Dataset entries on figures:
>> begin

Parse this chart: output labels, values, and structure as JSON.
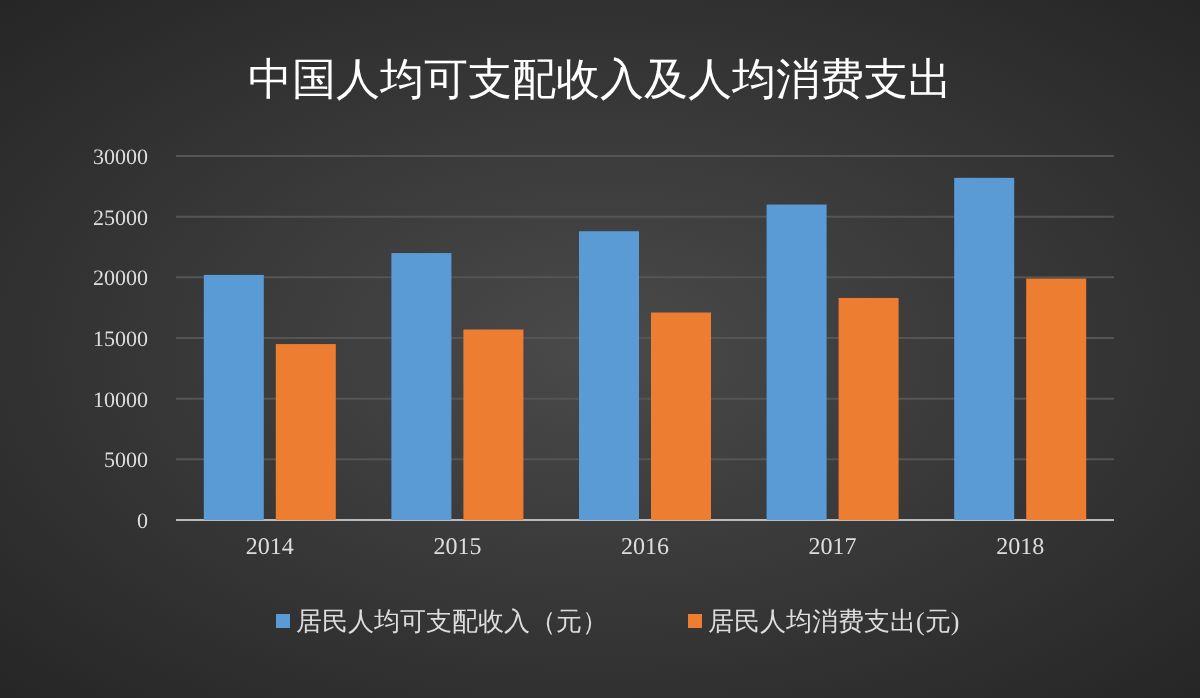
{
  "chart_data": {
    "type": "bar",
    "title": "中国人均可支配收入及人均消费支出",
    "categories": [
      "2014",
      "2015",
      "2016",
      "2017",
      "2018"
    ],
    "series": [
      {
        "name": "居民人均可支配收入（元）",
        "color": "#5b9bd5",
        "values": [
          20200,
          22000,
          23800,
          26000,
          28200
        ]
      },
      {
        "name": "居民人均消费支出(元)",
        "color": "#ed7d31",
        "values": [
          14500,
          15700,
          17100,
          18300,
          19900
        ]
      }
    ],
    "ylim": [
      0,
      30000
    ],
    "yticks": [
      0,
      5000,
      10000,
      15000,
      20000,
      25000,
      30000
    ],
    "grid": "y",
    "legend": "bottom"
  }
}
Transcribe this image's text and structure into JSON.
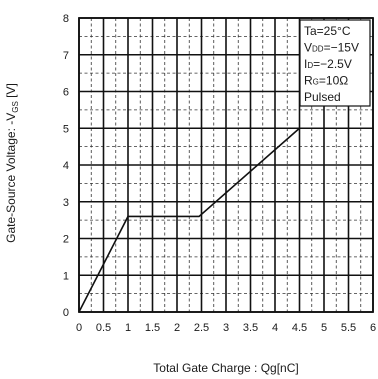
{
  "chart_data": {
    "type": "line",
    "xlabel": "Total Gate Charge : Qg[nC]",
    "ylabel": {
      "main": "Gate-Source Voltage: -V",
      "sub": "GS",
      "unit": " [V]"
    },
    "xlim": [
      0,
      6
    ],
    "ylim": [
      0,
      8
    ],
    "x_major_ticks": [
      0,
      0.5,
      1,
      1.5,
      2,
      2.5,
      3,
      3.5,
      4,
      4.5,
      5,
      5.5,
      6
    ],
    "x_tick_labels": [
      "0",
      "0.5",
      "1",
      "1.5",
      "2",
      "2.5",
      "3",
      "3.5",
      "4",
      "4.5",
      "5",
      "5.5",
      "6"
    ],
    "y_major_ticks": [
      0,
      1,
      2,
      3,
      4,
      5,
      6,
      7,
      8
    ],
    "y_tick_labels": [
      "0",
      "1",
      "2",
      "3",
      "4",
      "5",
      "6",
      "7",
      "8"
    ],
    "grid": {
      "major": true,
      "minor_dashed": true
    },
    "legend_placement": "top-right",
    "series": [
      {
        "x": [
          0,
          1,
          2.45,
          4.5
        ],
        "y": [
          0,
          2.6,
          2.6,
          5.0
        ]
      }
    ],
    "conditions": [
      {
        "main": "Ta=25°C",
        "sub": "",
        "rest": ""
      },
      {
        "main": "V",
        "sub": "DD",
        "rest": "=−15V"
      },
      {
        "main": "I",
        "sub": "D",
        "rest": "=−2.5V"
      },
      {
        "main": "R",
        "sub": "G",
        "rest": "=10Ω"
      },
      {
        "main": "Pulsed",
        "sub": "",
        "rest": ""
      }
    ]
  }
}
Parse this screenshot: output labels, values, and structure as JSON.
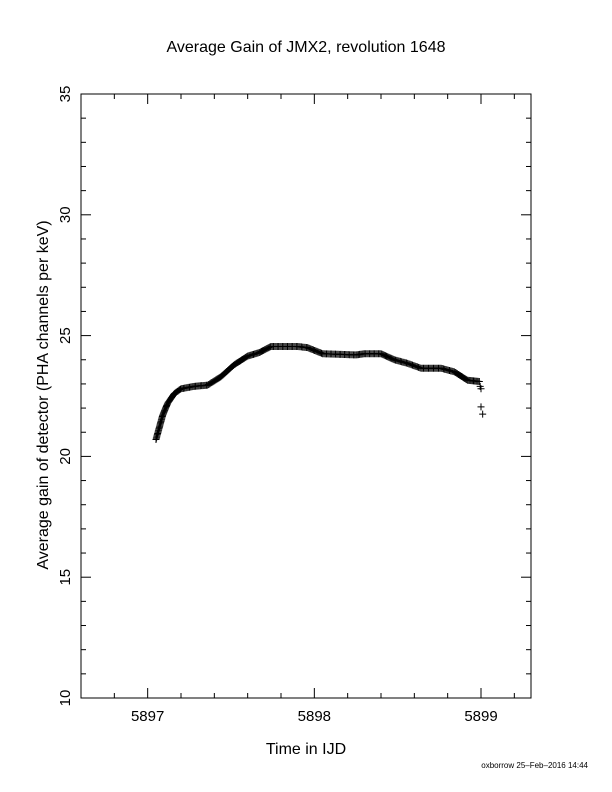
{
  "chart_data": {
    "type": "scatter",
    "title": "Average Gain of JMX2, revolution 1648",
    "xlabel": "Time in IJD",
    "ylabel": "Average gain of detector (PHA channels per keV)",
    "xlim": [
      5896.6,
      5899.3
    ],
    "ylim": [
      10,
      35
    ],
    "xticks": [
      5897,
      5898,
      5899
    ],
    "yticks": [
      10,
      15,
      20,
      25,
      30,
      35
    ],
    "x_minor_step": 0.2,
    "y_minor_step": 1,
    "marker": "plus",
    "grid": false,
    "footer": "oxborrow 25–Feb–2016 14:44",
    "curve_knots": [
      [
        5897.05,
        20.7
      ],
      [
        5897.07,
        21.2
      ],
      [
        5897.09,
        21.7
      ],
      [
        5897.12,
        22.2
      ],
      [
        5897.16,
        22.6
      ],
      [
        5897.2,
        22.8
      ],
      [
        5897.28,
        22.9
      ],
      [
        5897.36,
        22.95
      ],
      [
        5897.44,
        23.3
      ],
      [
        5897.52,
        23.8
      ],
      [
        5897.6,
        24.15
      ],
      [
        5897.67,
        24.3
      ],
      [
        5897.74,
        24.55
      ],
      [
        5897.9,
        24.55
      ],
      [
        5897.96,
        24.5
      ],
      [
        5898.05,
        24.25
      ],
      [
        5898.25,
        24.2
      ],
      [
        5898.3,
        24.25
      ],
      [
        5898.4,
        24.25
      ],
      [
        5898.48,
        24.0
      ],
      [
        5898.56,
        23.85
      ],
      [
        5898.64,
        23.65
      ],
      [
        5898.76,
        23.65
      ],
      [
        5898.84,
        23.5
      ],
      [
        5898.92,
        23.15
      ],
      [
        5898.99,
        23.1
      ]
    ],
    "outliers": [
      [
        5898.995,
        22.9
      ],
      [
        5899.0,
        22.8
      ],
      [
        5899.0,
        22.05
      ],
      [
        5899.01,
        21.75
      ]
    ]
  }
}
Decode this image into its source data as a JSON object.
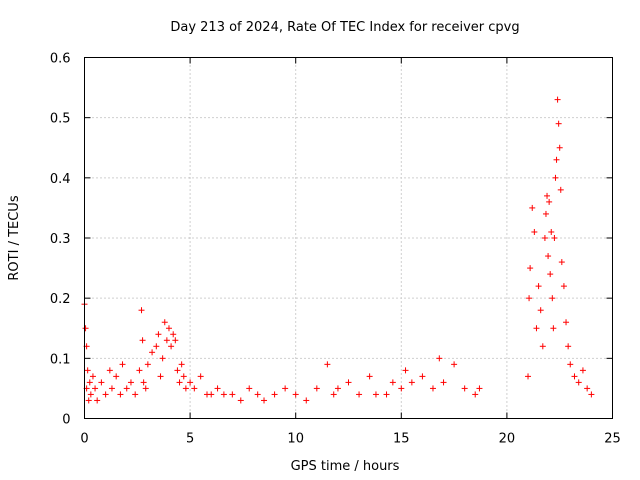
{
  "chart_data": {
    "type": "scatter",
    "title": "Day 213 of 2024, Rate Of TEC Index for receiver cpvg",
    "xlabel": "GPS time / hours",
    "ylabel": "ROTI / TECUs",
    "xlim": [
      0,
      25
    ],
    "ylim": [
      0,
      0.6
    ],
    "xticks": [
      0,
      5,
      10,
      15,
      20,
      25
    ],
    "yticks": [
      0,
      0.1,
      0.2,
      0.3,
      0.4,
      0.5,
      0.6
    ],
    "xtick_labels": [
      "0",
      "5",
      "10",
      "15",
      "20",
      "25"
    ],
    "ytick_labels": [
      "0",
      "0.1",
      "0.2",
      "0.3",
      "0.4",
      "0.5",
      "0.6"
    ],
    "grid": true,
    "marker": "+",
    "color": "#ff0000",
    "series": [
      {
        "x": [
          0.0,
          0.05,
          0.1,
          0.1,
          0.15,
          0.2,
          0.25,
          0.3,
          0.4,
          0.5,
          0.6,
          0.8,
          1.0,
          1.2,
          1.3,
          1.5,
          1.7,
          1.8,
          2.0,
          2.2,
          2.4,
          2.6,
          2.7,
          2.75,
          2.8,
          2.9,
          3.0,
          3.2,
          3.4,
          3.5,
          3.6,
          3.7,
          3.8,
          3.9,
          4.0,
          4.1,
          4.2,
          4.3,
          4.4,
          4.5,
          4.6,
          4.7,
          4.8,
          5.0,
          5.2,
          5.5,
          5.8,
          6.0,
          6.3,
          6.6,
          7.0,
          7.4,
          7.8,
          8.2,
          8.5,
          9.0,
          9.5,
          10.0,
          10.5,
          11.0,
          11.5,
          11.8,
          12.0,
          12.5,
          13.0,
          13.5,
          13.8,
          14.3,
          14.6,
          15.0,
          15.2,
          15.5,
          16.0,
          16.5,
          16.8,
          17.0,
          17.5,
          18.0,
          18.5,
          18.7,
          21.0,
          21.05,
          21.1,
          21.2,
          21.3,
          21.4,
          21.5,
          21.6,
          21.7,
          21.8,
          21.85,
          21.9,
          21.95,
          22.0,
          22.05,
          22.1,
          22.15,
          22.2,
          22.25,
          22.3,
          22.35,
          22.4,
          22.45,
          22.5,
          22.55,
          22.6,
          22.7,
          22.8,
          22.9,
          23.0,
          23.2,
          23.4,
          23.6,
          23.8,
          24.0
        ],
        "y": [
          0.19,
          0.15,
          0.12,
          0.05,
          0.08,
          0.03,
          0.06,
          0.04,
          0.07,
          0.05,
          0.03,
          0.06,
          0.04,
          0.08,
          0.05,
          0.07,
          0.04,
          0.09,
          0.05,
          0.06,
          0.04,
          0.08,
          0.18,
          0.13,
          0.06,
          0.05,
          0.09,
          0.11,
          0.12,
          0.14,
          0.07,
          0.1,
          0.16,
          0.13,
          0.15,
          0.12,
          0.14,
          0.13,
          0.08,
          0.06,
          0.09,
          0.07,
          0.05,
          0.06,
          0.05,
          0.07,
          0.04,
          0.04,
          0.05,
          0.04,
          0.04,
          0.03,
          0.05,
          0.04,
          0.03,
          0.04,
          0.05,
          0.04,
          0.03,
          0.05,
          0.09,
          0.04,
          0.05,
          0.06,
          0.04,
          0.07,
          0.04,
          0.04,
          0.06,
          0.05,
          0.08,
          0.06,
          0.07,
          0.05,
          0.1,
          0.06,
          0.09,
          0.05,
          0.04,
          0.05,
          0.07,
          0.2,
          0.25,
          0.35,
          0.31,
          0.15,
          0.22,
          0.18,
          0.12,
          0.3,
          0.34,
          0.37,
          0.27,
          0.36,
          0.24,
          0.31,
          0.2,
          0.15,
          0.3,
          0.4,
          0.43,
          0.53,
          0.49,
          0.45,
          0.38,
          0.26,
          0.22,
          0.16,
          0.12,
          0.09,
          0.07,
          0.06,
          0.08,
          0.05,
          0.04
        ]
      }
    ]
  }
}
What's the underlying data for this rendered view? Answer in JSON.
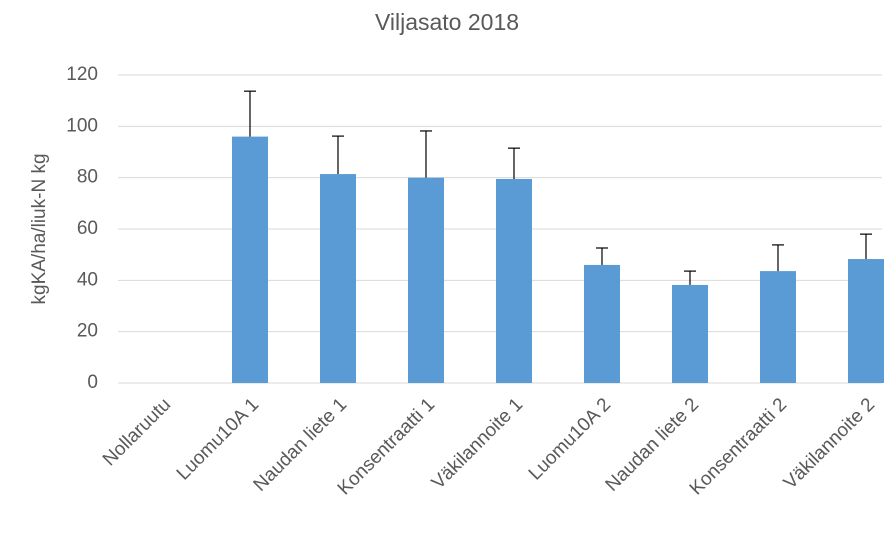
{
  "chart_data": {
    "type": "bar",
    "title": "Viljasato 2018",
    "y_label": "kgKA/ha/liuk-N kg",
    "categories": [
      "Nollaruutu",
      "Luomu10A 1",
      "Naudan liete 1",
      "Konsentraatti 1",
      "Väkilannoite 1",
      "Luomu10A 2",
      "Naudan liete 2",
      "Konsentraatti 2",
      "Väkilannoite 2"
    ],
    "values": [
      0,
      96,
      81.4,
      80,
      79.5,
      46,
      38.2,
      43.6,
      48.3
    ],
    "errors": [
      null,
      17.7,
      14.8,
      18.2,
      12,
      6.6,
      5.4,
      10.2,
      9.7
    ],
    "color": "#5b9bd5",
    "ylim": [
      0,
      120
    ],
    "yticks": [
      0,
      20,
      40,
      60,
      80,
      100,
      120
    ],
    "grid": true
  }
}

>> end

GOAL OF THE EXERCISE: Above are the records. Identify each line that contains the word "true".

THE RESULT:
      "major": true,
      "minor_dashed": true
    "grid": true,
    "grid": true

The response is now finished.